*** Given data ***
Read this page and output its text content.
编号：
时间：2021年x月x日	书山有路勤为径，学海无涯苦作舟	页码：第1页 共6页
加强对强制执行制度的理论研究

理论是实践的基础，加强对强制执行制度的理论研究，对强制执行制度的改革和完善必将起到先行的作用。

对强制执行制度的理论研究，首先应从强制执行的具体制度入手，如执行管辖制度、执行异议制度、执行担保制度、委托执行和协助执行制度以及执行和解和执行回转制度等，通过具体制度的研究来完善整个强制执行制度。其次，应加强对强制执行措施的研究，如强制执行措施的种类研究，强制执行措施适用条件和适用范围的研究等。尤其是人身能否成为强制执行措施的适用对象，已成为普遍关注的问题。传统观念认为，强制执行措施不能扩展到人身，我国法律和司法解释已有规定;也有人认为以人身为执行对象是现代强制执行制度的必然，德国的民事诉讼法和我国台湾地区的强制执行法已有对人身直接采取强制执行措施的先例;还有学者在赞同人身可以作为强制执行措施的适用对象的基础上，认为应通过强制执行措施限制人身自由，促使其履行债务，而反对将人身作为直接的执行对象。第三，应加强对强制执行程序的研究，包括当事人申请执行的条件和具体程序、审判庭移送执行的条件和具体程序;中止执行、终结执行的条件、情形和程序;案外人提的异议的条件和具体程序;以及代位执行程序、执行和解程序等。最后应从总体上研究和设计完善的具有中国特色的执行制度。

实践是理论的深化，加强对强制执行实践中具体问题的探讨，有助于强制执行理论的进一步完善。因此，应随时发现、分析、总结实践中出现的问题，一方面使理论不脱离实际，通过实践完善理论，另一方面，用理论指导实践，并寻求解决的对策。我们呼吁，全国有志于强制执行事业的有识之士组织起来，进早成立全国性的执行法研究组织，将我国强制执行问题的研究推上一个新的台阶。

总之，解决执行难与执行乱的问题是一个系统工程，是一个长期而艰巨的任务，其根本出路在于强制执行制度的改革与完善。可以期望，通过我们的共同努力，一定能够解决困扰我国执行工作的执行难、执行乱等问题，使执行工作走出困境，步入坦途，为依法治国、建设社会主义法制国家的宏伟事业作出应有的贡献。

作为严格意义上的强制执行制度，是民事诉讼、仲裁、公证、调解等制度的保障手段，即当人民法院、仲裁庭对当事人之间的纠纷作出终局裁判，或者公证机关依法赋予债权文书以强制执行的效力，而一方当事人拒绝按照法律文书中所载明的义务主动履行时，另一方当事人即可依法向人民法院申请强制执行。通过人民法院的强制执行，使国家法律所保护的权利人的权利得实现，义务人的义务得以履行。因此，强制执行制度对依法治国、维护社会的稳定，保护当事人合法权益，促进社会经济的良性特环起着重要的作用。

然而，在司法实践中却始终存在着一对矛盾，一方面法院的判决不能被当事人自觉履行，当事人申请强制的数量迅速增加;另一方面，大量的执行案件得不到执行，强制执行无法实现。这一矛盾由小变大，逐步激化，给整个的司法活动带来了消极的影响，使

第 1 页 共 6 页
***
▸ Exercise directions
Provide an exact reproduction of all the entries shown above.

▸ Task solution
Read this page and output its text content.
编号：
时间：2021年x月x日	书山有路勤为径，学海无涯苦作舟	页码：第1页 共6页
加强对强制执行制度的理论研究

理论是实践的基础，加强对强制执行制度的理论研究，对强制执行制度的改革和完善必将起到先行的作用。

对强制执行制度的理论研究，首先应从强制执行的具体制度入手，如执行管辖制度、执行异议制度、执行担保制度、委托执行和协助执行制度以及执行和解和执行回转制度等，通过具体制度的研究来完善整个强制执行制度。其次，应加强对强制执行措施的研究，如强制执行措施的种类研究，强制执行措施适用条件和适用范围的研究等。尤其是人身能否成为强制执行措施的适用对象，已成为普遍关注的问题。传统观念认为，强制执行措施不能扩展到人身，我国法律和司法解释已有规定;也有人认为以人身为执行对象是现代强制执行制度的必然，德国的民事诉讼法和我国台湾地区的强制执行法已有对人身直接采取强制执行措施的先例;还有学者在赞同人身可以作为强制执行措施的适用对象的基础上，认为应通过强制执行措施限制人身自由，促使其履行债务，而反对将人身作为直接的执行对象。第三，应加强对强制执行程序的研究，包括当事人申请执行的条件和具体程序、审判庭移送执行的条件和具体程序;中止执行、终结执行的条件、情形和程序;案外人提的异议的条件和具体程序;以及代位执行程序、执行和解程序等。最后应从总体上研究和设计完善的具有中国特色的执行制度。

实践是理论的深化，加强对强制执行实践中具体问题的探讨，有助于强制执行理论的进一步完善。因此，应随时发现、分析、总结实践中出现的问题，一方面使理论不脱离实际，通过实践完善理论，另一方面，用理论指导实践，并寻求解决的对策。我们呼吁，全国有志于强制执行事业的有识之士组织起来，进早成立全国性的执行法研究组织，将我国强制执行问题的研究推上一个新的台阶。

总之，解决执行难与执行乱的问题是一个系统工程，是一个长期而艰巨的任务，其根本出路在于强制执行制度的改革与完善。可以期望，通过我们的共同努力，一定能够解决困扰我国执行工作的执行难、执行乱等问题，使执行工作走出困境，步入坦途，为依法治国、建设社会主义法制国家的宏伟事业作出应有的贡献。

作为严格意义上的强制执行制度，是民事诉讼、仲裁、公证、调解等制度的保障手段，即当人民法院、仲裁庭对当事人之间的纠纷作出终局裁判，或者公证机关依法赋予债权文书以强制执行的效力，而一方当事人拒绝按照法律文书中所载明的义务主动履行时，另一方当事人即可依法向人民法院申请强制执行。通过人民法院的强制执行，使国家法律所保护的权利人的权利得实现，义务人的义务得以履行。因此，强制执行制度对依法治国、维护社会的稳定，保护当事人合法权益，促进社会经济的良性特环起着重要的作用。

然而，在司法实践中却始终存在着一对矛盾，一方面法院的判决不能被当事人自觉履行，当事人申请强制的数量迅速增加;另一方面，大量的执行案件得不到执行，强制执行无法实现。这一矛盾由小变大，逐步激化，给整个的司法活动带来了消极的影响，使

第 1 页 共 6 页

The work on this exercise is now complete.